**Supplied information:**

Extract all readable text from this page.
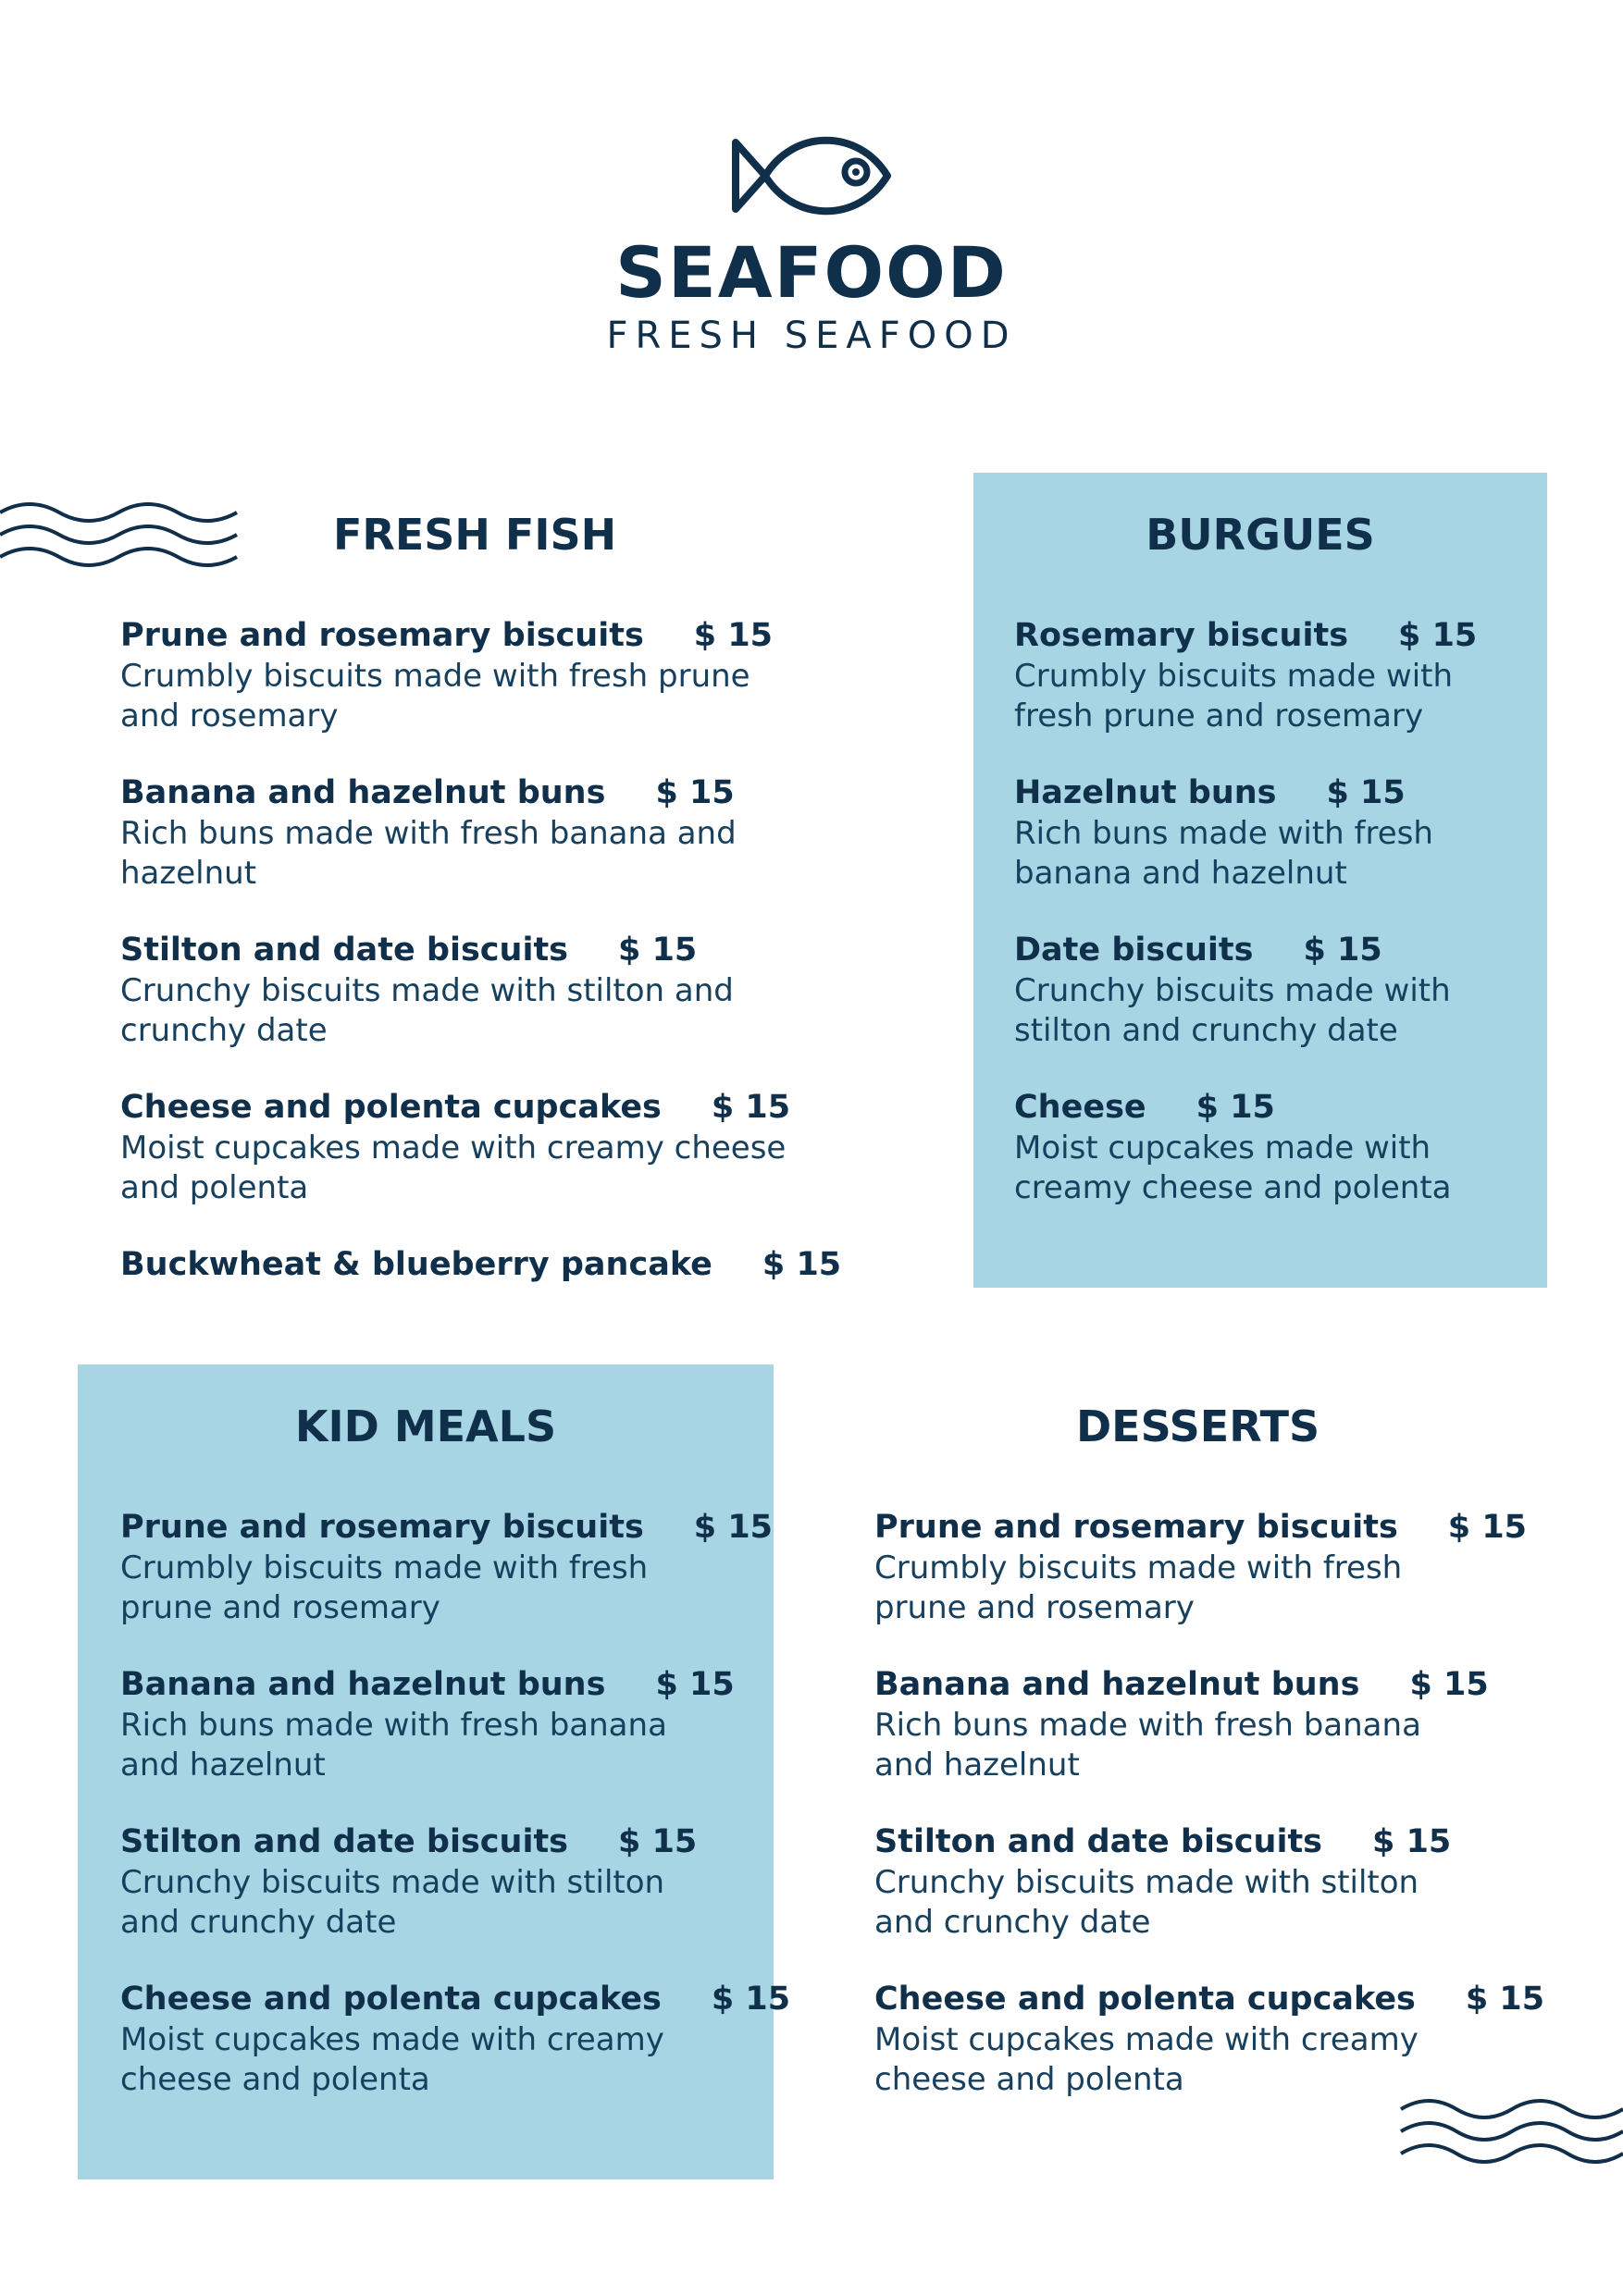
SEAFOOD
FRESH SEAFOOD
FRESH FISH
Prune and rosemary biscuits $ 15
Crumbly biscuits made with fresh prune and rosemary
Banana and hazelnut buns $ 15
Rich buns made with fresh banana and hazelnut
Stilton and date biscuits $ 15
Crunchy biscuits made with stilton and crunchy date
Cheese and polenta cupcakes $ 15
Moist cupcakes made with creamy cheese and polenta
Buckwheat & blueberry pancake $ 15
BURGUES
Rosemary biscuits $ 15
Crumbly biscuits made with fresh prune and rosemary
Hazelnut buns $ 15
Rich buns made with fresh banana and hazelnut
Date biscuits $ 15
Crunchy biscuits made with stilton and crunchy date
Cheese $ 15
Moist cupcakes made with creamy cheese and polenta
KID MEALS
Prune and rosemary biscuits $ 15
Crumbly biscuits made with fresh prune and rosemary
Banana and hazelnut buns $ 15
Rich buns made with fresh banana and hazelnut
Stilton and date biscuits $ 15
Crunchy biscuits made with stilton and crunchy date
Cheese and polenta cupcakes $ 15
Moist cupcakes made with creamy cheese and polenta
DESSERTS
Prune and rosemary biscuits $ 15
Crumbly biscuits made with fresh prune and rosemary
Banana and hazelnut buns $ 15
Rich buns made with fresh banana and hazelnut
Stilton and date biscuits $ 15
Crunchy biscuits made with stilton and crunchy date
Cheese and polenta cupcakes $ 15
Moist cupcakes made with creamy cheese and polenta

**What is asked:**
Output every entry exactly as given; pictures are not part of the copy.

**The output:**
Extract all readable text from this page.
SEAFOOD
FRESH SEAFOOD
FRESH FISH
Prune and rosemary biscuits $ 15
Crumbly biscuits made with fresh prune and rosemary
Banana and hazelnut buns $ 15
Rich buns made with fresh banana and hazelnut
Stilton and date biscuits $ 15
Crunchy biscuits made with stilton and crunchy date
Cheese and polenta cupcakes $ 15
Moist cupcakes made with creamy cheese and polenta
Buckwheat & blueberry pancake $ 15
BURGUES
Rosemary biscuits $ 15
Crumbly biscuits made with fresh prune and rosemary
Hazelnut buns $ 15
Rich buns made with fresh banana and hazelnut
Date biscuits $ 15
Crunchy biscuits made with stilton and crunchy date
Cheese $ 15
Moist cupcakes made with creamy cheese and polenta
KID MEALS
Prune and rosemary biscuits $ 15
Crumbly biscuits made with fresh prune and rosemary
Banana and hazelnut buns $ 15
Rich buns made with fresh banana and hazelnut
Stilton and date biscuits $ 15
Crunchy biscuits made with stilton and crunchy date
Cheese and polenta cupcakes $ 15
Moist cupcakes made with creamy cheese and polenta
DESSERTS
Prune and rosemary biscuits $ 15
Crumbly biscuits made with fresh prune and rosemary
Banana and hazelnut buns $ 15
Rich buns made with fresh banana and hazelnut
Stilton and date biscuits $ 15
Crunchy biscuits made with stilton and crunchy date
Cheese and polenta cupcakes $ 15
Moist cupcakes made with creamy cheese and polenta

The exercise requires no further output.